[Problem to work on]: Make an exact copy of the lines, leaving the pictures out.

Some records
— Start —

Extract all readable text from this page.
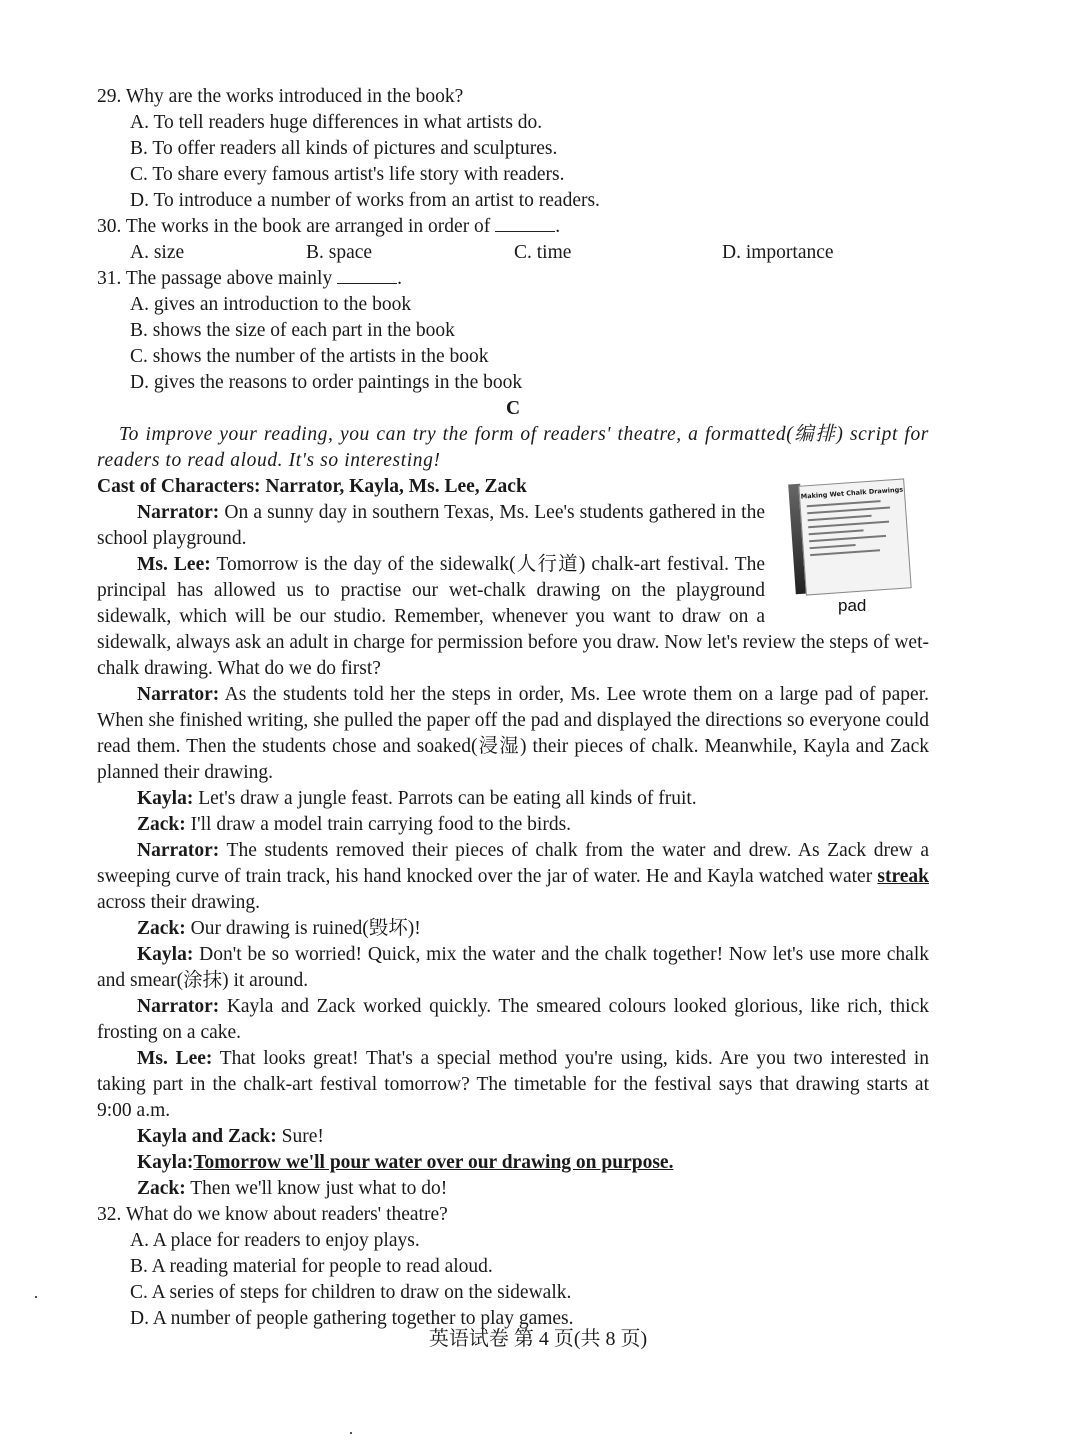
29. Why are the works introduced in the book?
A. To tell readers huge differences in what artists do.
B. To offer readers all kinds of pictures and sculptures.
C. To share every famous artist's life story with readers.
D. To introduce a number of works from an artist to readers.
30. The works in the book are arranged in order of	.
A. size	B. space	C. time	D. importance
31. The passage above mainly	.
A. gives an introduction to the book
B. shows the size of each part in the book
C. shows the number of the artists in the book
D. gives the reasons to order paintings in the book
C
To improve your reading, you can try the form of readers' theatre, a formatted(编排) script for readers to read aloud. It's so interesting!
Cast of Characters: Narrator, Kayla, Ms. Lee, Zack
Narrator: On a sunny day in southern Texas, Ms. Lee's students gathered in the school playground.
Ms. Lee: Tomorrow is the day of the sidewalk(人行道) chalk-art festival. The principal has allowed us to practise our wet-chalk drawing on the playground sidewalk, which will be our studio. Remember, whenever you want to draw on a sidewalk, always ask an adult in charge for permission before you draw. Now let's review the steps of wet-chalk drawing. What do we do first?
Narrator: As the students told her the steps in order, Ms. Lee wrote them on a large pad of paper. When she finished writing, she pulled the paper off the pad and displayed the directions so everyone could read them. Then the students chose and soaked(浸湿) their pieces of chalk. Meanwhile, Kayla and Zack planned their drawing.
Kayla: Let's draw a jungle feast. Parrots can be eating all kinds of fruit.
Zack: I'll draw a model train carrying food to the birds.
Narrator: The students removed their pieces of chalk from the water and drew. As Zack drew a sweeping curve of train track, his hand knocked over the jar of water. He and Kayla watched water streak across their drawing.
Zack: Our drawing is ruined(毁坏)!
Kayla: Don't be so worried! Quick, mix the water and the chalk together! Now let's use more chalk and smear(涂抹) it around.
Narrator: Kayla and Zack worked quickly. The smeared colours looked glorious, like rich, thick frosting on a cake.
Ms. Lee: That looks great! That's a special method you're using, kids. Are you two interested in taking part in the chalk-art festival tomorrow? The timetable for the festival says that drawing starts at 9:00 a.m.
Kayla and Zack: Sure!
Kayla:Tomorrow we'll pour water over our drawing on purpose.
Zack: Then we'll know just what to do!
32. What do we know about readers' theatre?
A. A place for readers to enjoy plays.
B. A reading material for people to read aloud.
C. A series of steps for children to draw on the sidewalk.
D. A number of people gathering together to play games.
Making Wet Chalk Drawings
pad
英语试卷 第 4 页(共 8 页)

— End —

[Exercise output]:
Extract all readable text from this page.
29. Why are the works introduced in the book?
A. To tell readers huge differences in what artists do.
B. To offer readers all kinds of pictures and sculptures.
C. To share every famous artist's life story with readers.
D. To introduce a number of works from an artist to readers.
30. The works in the book are arranged in order of	.
A. size	B. space	C. time	D. importance
31. The passage above mainly	.
A. gives an introduction to the book
B. shows the size of each part in the book
C. shows the number of the artists in the book
D. gives the reasons to order paintings in the book
C
To improve your reading, you can try the form of readers' theatre, a formatted(编排) script for readers to read aloud. It's so interesting!
Cast of Characters: Narrator, Kayla, Ms. Lee, Zack
Narrator: On a sunny day in southern Texas, Ms. Lee's students gathered in the school playground.
Ms. Lee: Tomorrow is the day of the sidewalk(人行道) chalk-art festival. The principal has allowed us to practise our wet-chalk drawing on the playground sidewalk, which will be our studio. Remember, whenever you want to draw on a sidewalk, always ask an adult in charge for permission before you draw. Now let's review the steps of wet-chalk drawing. What do we do first?
Narrator: As the students told her the steps in order, Ms. Lee wrote them on a large pad of paper. When she finished writing, she pulled the paper off the pad and displayed the directions so everyone could read them. Then the students chose and soaked(浸湿) their pieces of chalk. Meanwhile, Kayla and Zack planned their drawing.
Kayla: Let's draw a jungle feast. Parrots can be eating all kinds of fruit.
Zack: I'll draw a model train carrying food to the birds.
Narrator: The students removed their pieces of chalk from the water and drew. As Zack drew a sweeping curve of train track, his hand knocked over the jar of water. He and Kayla watched water streak across their drawing.
Zack: Our drawing is ruined(毁坏)!
Kayla: Don't be so worried! Quick, mix the water and the chalk together! Now let's use more chalk and smear(涂抹) it around.
Narrator: Kayla and Zack worked quickly. The smeared colours looked glorious, like rich, thick frosting on a cake.
Ms. Lee: That looks great! That's a special method you're using, kids. Are you two interested in taking part in the chalk-art festival tomorrow? The timetable for the festival says that drawing starts at 9:00 a.m.
Kayla and Zack: Sure!
Kayla:Tomorrow we'll pour water over our drawing on purpose.
Zack: Then we'll know just what to do!
32. What do we know about readers' theatre?
A. A place for readers to enjoy plays.
B. A reading material for people to read aloud.
C. A series of steps for children to draw on the sidewalk.
D. A number of people gathering together to play games.
Making Wet Chalk Drawings
pad
英语试卷 第 4 页(共 8 页)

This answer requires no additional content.